**Aim of the task:**
Locate each line holding the string "JSON" and copy it.

**Given data:**
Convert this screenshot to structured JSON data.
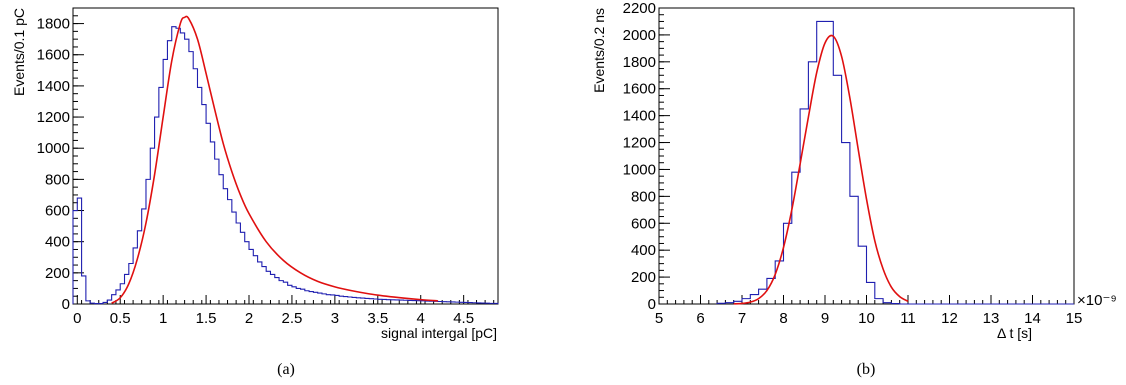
{
  "chart_data": [
    {
      "type": "line",
      "panel_label": "(a)",
      "xlabel": "signal intergal [pC]",
      "ylabel": "Events/0.1 pC",
      "xlim": [
        -0.05,
        4.9
      ],
      "ylim": [
        0,
        1900
      ],
      "x_major_ticks": [
        0,
        0.5,
        1,
        1.5,
        2,
        2.5,
        3,
        3.5,
        4,
        4.5
      ],
      "x_tick_labels": [
        "0",
        "0.5",
        "1",
        "1.5",
        "2",
        "2.5",
        "3",
        "3.5",
        "4",
        "4.5"
      ],
      "y_major_ticks": [
        0,
        200,
        400,
        600,
        800,
        1000,
        1200,
        1400,
        1600,
        1800
      ],
      "y_tick_labels": [
        "0",
        "200",
        "400",
        "600",
        "800",
        "1000",
        "1200",
        "1400",
        "1600",
        "1800"
      ],
      "grid": false,
      "series": [
        {
          "kind": "histogram",
          "color": "#1f1fb0",
          "bin_width": 0.05,
          "x": [
            -0.05,
            0,
            0.05,
            0.1,
            0.15,
            0.2,
            0.25,
            0.3,
            0.35,
            0.4,
            0.45,
            0.5,
            0.55,
            0.6,
            0.65,
            0.7,
            0.75,
            0.8,
            0.85,
            0.9,
            0.95,
            1.0,
            1.05,
            1.1,
            1.15,
            1.2,
            1.25,
            1.3,
            1.35,
            1.4,
            1.45,
            1.5,
            1.55,
            1.6,
            1.65,
            1.7,
            1.75,
            1.8,
            1.85,
            1.9,
            1.95,
            2.0,
            2.05,
            2.1,
            2.15,
            2.2,
            2.25,
            2.3,
            2.35,
            2.4,
            2.45,
            2.5,
            2.55,
            2.6,
            2.65,
            2.7,
            2.75,
            2.8,
            2.85,
            2.9,
            2.95,
            3.0,
            3.05,
            3.1,
            3.15,
            3.2,
            3.25,
            3.3,
            3.35,
            3.4,
            3.45,
            3.5,
            3.55,
            3.6,
            3.65,
            3.7,
            3.75,
            3.8,
            3.85,
            3.9,
            3.95,
            4.0,
            4.05,
            4.1,
            4.15,
            4.2,
            4.25,
            4.3,
            4.35,
            4.4,
            4.45,
            4.5,
            4.55,
            4.6,
            4.65,
            4.7,
            4.75,
            4.8,
            4.85
          ],
          "values": [
            600,
            680,
            180,
            20,
            5,
            3,
            3,
            10,
            25,
            60,
            90,
            130,
            190,
            260,
            360,
            470,
            610,
            800,
            1000,
            1200,
            1390,
            1570,
            1690,
            1780,
            1770,
            1740,
            1700,
            1620,
            1510,
            1390,
            1280,
            1160,
            1040,
            930,
            830,
            740,
            670,
            590,
            520,
            460,
            400,
            350,
            310,
            270,
            240,
            210,
            190,
            170,
            150,
            140,
            120,
            110,
            100,
            95,
            85,
            80,
            75,
            70,
            65,
            60,
            58,
            55,
            50,
            48,
            45,
            42,
            40,
            38,
            36,
            34,
            32,
            30,
            29,
            28,
            27,
            26,
            25,
            24,
            23,
            22,
            21,
            20,
            19,
            18,
            17,
            16,
            15,
            14,
            13,
            12,
            11,
            10,
            9,
            8,
            7,
            6,
            5,
            4,
            4
          ]
        },
        {
          "kind": "fit",
          "color": "#e01010",
          "x": [
            0.4,
            0.5,
            0.6,
            0.7,
            0.8,
            0.9,
            1.0,
            1.1,
            1.2,
            1.25,
            1.3,
            1.4,
            1.5,
            1.6,
            1.7,
            1.8,
            1.9,
            2.0,
            2.2,
            2.4,
            2.6,
            2.8,
            3.0,
            3.2,
            3.4,
            3.6,
            3.8,
            4.0,
            4.2
          ],
          "values": [
            5,
            40,
            130,
            290,
            520,
            830,
            1200,
            1560,
            1800,
            1840,
            1830,
            1700,
            1480,
            1250,
            1030,
            850,
            700,
            580,
            400,
            280,
            200,
            145,
            110,
            85,
            65,
            50,
            38,
            28,
            20
          ]
        }
      ]
    },
    {
      "type": "line",
      "panel_label": "(b)",
      "xlabel": "Δ t   [s]",
      "ylabel": "Events/0.2 ns",
      "x_exponent_label": "×10⁻⁹",
      "xlim": [
        5,
        15
      ],
      "ylim": [
        0,
        2200
      ],
      "x_major_ticks": [
        5,
        6,
        7,
        8,
        9,
        10,
        11,
        12,
        13,
        14,
        15
      ],
      "x_tick_labels": [
        "5",
        "6",
        "7",
        "8",
        "9",
        "10",
        "11",
        "12",
        "13",
        "14",
        "15"
      ],
      "y_major_ticks": [
        0,
        200,
        400,
        600,
        800,
        1000,
        1200,
        1400,
        1600,
        1800,
        2000,
        2200
      ],
      "y_tick_labels": [
        "0",
        "200",
        "400",
        "600",
        "800",
        "1000",
        "1200",
        "1400",
        "1600",
        "1800",
        "2000",
        "2200"
      ],
      "grid": false,
      "series": [
        {
          "kind": "histogram",
          "color": "#1f1fb0",
          "bin_width": 0.2,
          "x": [
            6.4,
            6.6,
            6.8,
            7.0,
            7.2,
            7.4,
            7.6,
            7.8,
            8.0,
            8.2,
            8.4,
            8.6,
            8.8,
            9.0,
            9.2,
            9.4,
            9.6,
            9.8,
            10.0,
            10.2,
            10.4,
            10.6
          ],
          "values": [
            5,
            10,
            20,
            40,
            70,
            110,
            190,
            320,
            600,
            980,
            1450,
            1800,
            2100,
            2100,
            1700,
            1200,
            800,
            430,
            160,
            40,
            10,
            3
          ]
        },
        {
          "kind": "fit",
          "color": "#e01010",
          "x": [
            6.8,
            7.0,
            7.2,
            7.4,
            7.6,
            7.8,
            8.0,
            8.2,
            8.4,
            8.6,
            8.8,
            9.0,
            9.2,
            9.4,
            9.6,
            9.8,
            10.0,
            10.2,
            10.4,
            10.6,
            10.8,
            11.0
          ],
          "values": [
            1,
            4,
            14,
            40,
            100,
            220,
            420,
            700,
            1040,
            1390,
            1720,
            1940,
            1990,
            1840,
            1530,
            1150,
            780,
            470,
            260,
            125,
            55,
            20
          ]
        }
      ]
    }
  ]
}
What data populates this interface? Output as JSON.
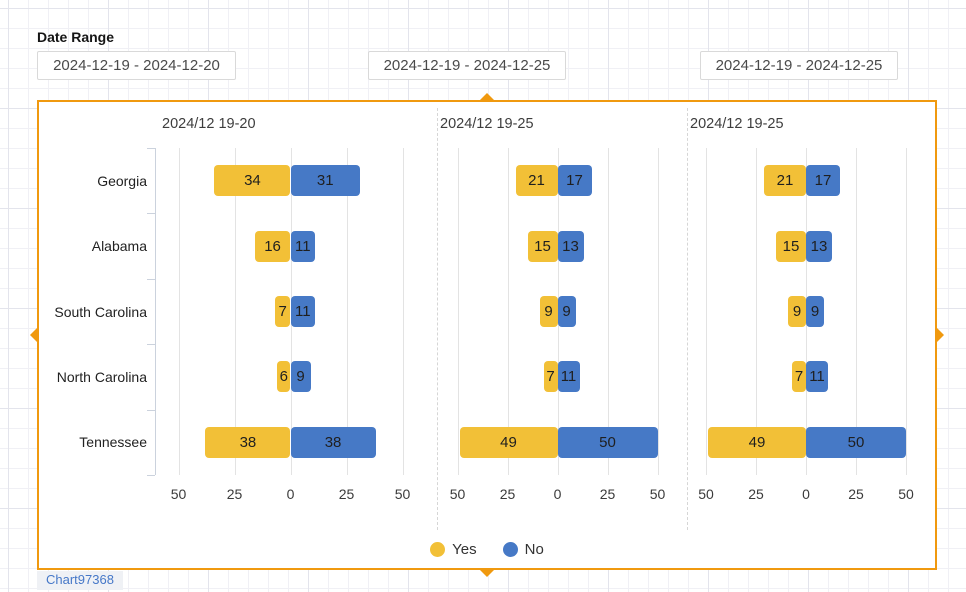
{
  "header": {
    "date_range_label": "Date Range",
    "date_inputs": [
      "2024-12-19 - 2024-12-20",
      "2024-12-19 - 2024-12-25",
      "2024-12-19 - 2024-12-25"
    ]
  },
  "widget": {
    "name_tag": "Chart97368"
  },
  "colors": {
    "selection_orange": "#f0990f",
    "yes_yellow": "#f2c037",
    "no_blue": "#4679c6"
  },
  "chart_data": [
    {
      "type": "bar",
      "orientation": "horizontal-diverging",
      "title": "2024/12 19-20",
      "categories": [
        "Georgia",
        "Alabama",
        "South Carolina",
        "North Carolina",
        "Tennessee"
      ],
      "series": [
        {
          "name": "Yes",
          "color": "#f2c037",
          "values": [
            34,
            16,
            7,
            6,
            38
          ]
        },
        {
          "name": "No",
          "color": "#4679c6",
          "values": [
            31,
            11,
            11,
            9,
            38
          ]
        }
      ],
      "xticks": [
        "50",
        "25",
        "0",
        "25",
        "50"
      ],
      "xlim": [
        -50,
        50
      ],
      "value_labels": true,
      "grid": true,
      "legend_position": "bottom"
    },
    {
      "type": "bar",
      "orientation": "horizontal-diverging",
      "title": "2024/12 19-25",
      "categories": [
        "Georgia",
        "Alabama",
        "South Carolina",
        "North Carolina",
        "Tennessee"
      ],
      "series": [
        {
          "name": "Yes",
          "color": "#f2c037",
          "values": [
            21,
            15,
            9,
            7,
            49
          ]
        },
        {
          "name": "No",
          "color": "#4679c6",
          "values": [
            17,
            13,
            9,
            11,
            50
          ]
        }
      ],
      "xticks": [
        "50",
        "25",
        "0",
        "25",
        "50"
      ],
      "xlim": [
        -50,
        50
      ],
      "value_labels": true,
      "grid": true
    },
    {
      "type": "bar",
      "orientation": "horizontal-diverging",
      "title": "2024/12 19-25",
      "categories": [
        "Georgia",
        "Alabama",
        "South Carolina",
        "North Carolina",
        "Tennessee"
      ],
      "series": [
        {
          "name": "Yes",
          "color": "#f2c037",
          "values": [
            21,
            15,
            9,
            7,
            49
          ]
        },
        {
          "name": "No",
          "color": "#4679c6",
          "values": [
            17,
            13,
            9,
            11,
            50
          ]
        }
      ],
      "xticks": [
        "50",
        "25",
        "0",
        "25",
        "50"
      ],
      "xlim": [
        -50,
        50
      ],
      "value_labels": true,
      "grid": true
    }
  ]
}
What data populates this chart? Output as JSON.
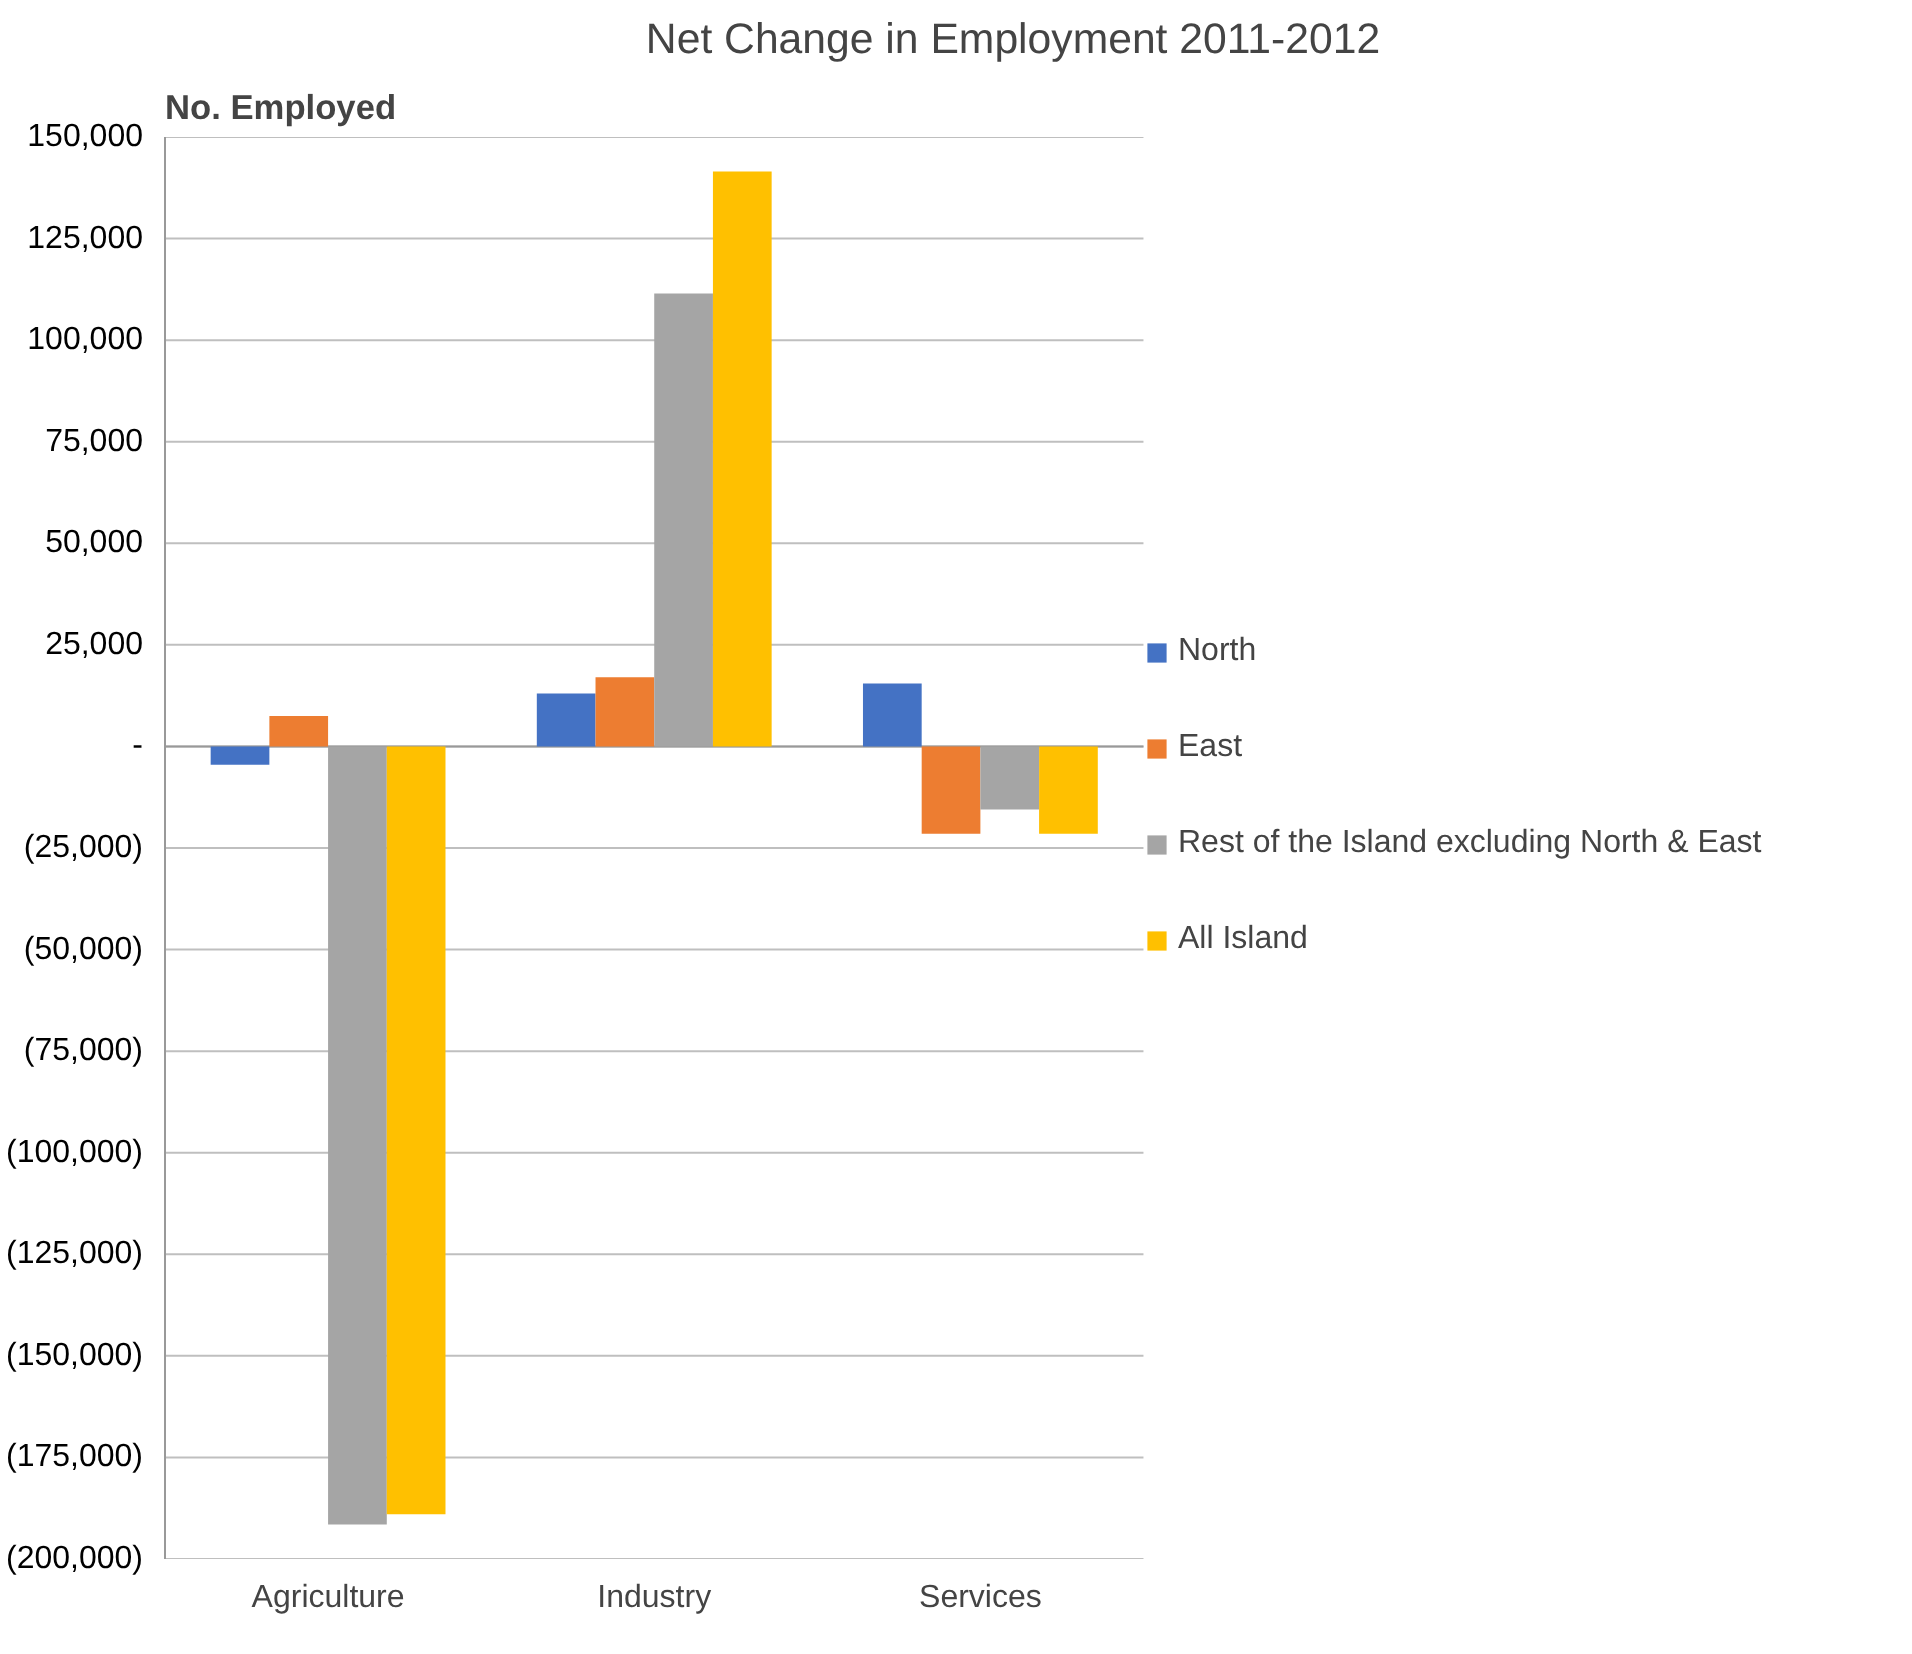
{
  "chart_data": {
    "type": "bar",
    "title": "Net Change in Employment 2011-2012",
    "ylabel": "No. Employed",
    "categories": [
      "Agriculture",
      "Industry",
      "Services"
    ],
    "series": [
      {
        "name": "North",
        "color": "#4472c4",
        "values": [
          -4500,
          13000,
          15500
        ]
      },
      {
        "name": "East",
        "color": "#ed7d31",
        "values": [
          7500,
          17000,
          -21500
        ]
      },
      {
        "name": "Rest of the Island excluding North & East",
        "color": "#a5a5a5",
        "values": [
          -191500,
          111500,
          -15500
        ]
      },
      {
        "name": "All Island",
        "color": "#ffc000",
        "values": [
          -189000,
          141500,
          -21500
        ]
      }
    ],
    "ylim": [
      -200000,
      150000
    ],
    "yticks": [
      {
        "value": 150000,
        "label": "150,000"
      },
      {
        "value": 125000,
        "label": "125,000"
      },
      {
        "value": 100000,
        "label": "100,000"
      },
      {
        "value": 75000,
        "label": "75,000"
      },
      {
        "value": 50000,
        "label": "50,000"
      },
      {
        "value": 25000,
        "label": "25,000"
      },
      {
        "value": 0,
        "label": "-"
      },
      {
        "value": -25000,
        "label": "(25,000)"
      },
      {
        "value": -50000,
        "label": "(50,000)"
      },
      {
        "value": -75000,
        "label": "(75,000)"
      },
      {
        "value": -100000,
        "label": "(100,000)"
      },
      {
        "value": -125000,
        "label": "(125,000)"
      },
      {
        "value": -150000,
        "label": "(150,000)"
      },
      {
        "value": -175000,
        "label": "(175,000)"
      },
      {
        "value": -200000,
        "label": "(200,000)"
      }
    ],
    "grid": "y",
    "legend": "right"
  }
}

**Exercise response:**
Convert this screenshot to structured JSON data.
What data populates this interface? Output as JSON.
What data populates this chart? Output as JSON.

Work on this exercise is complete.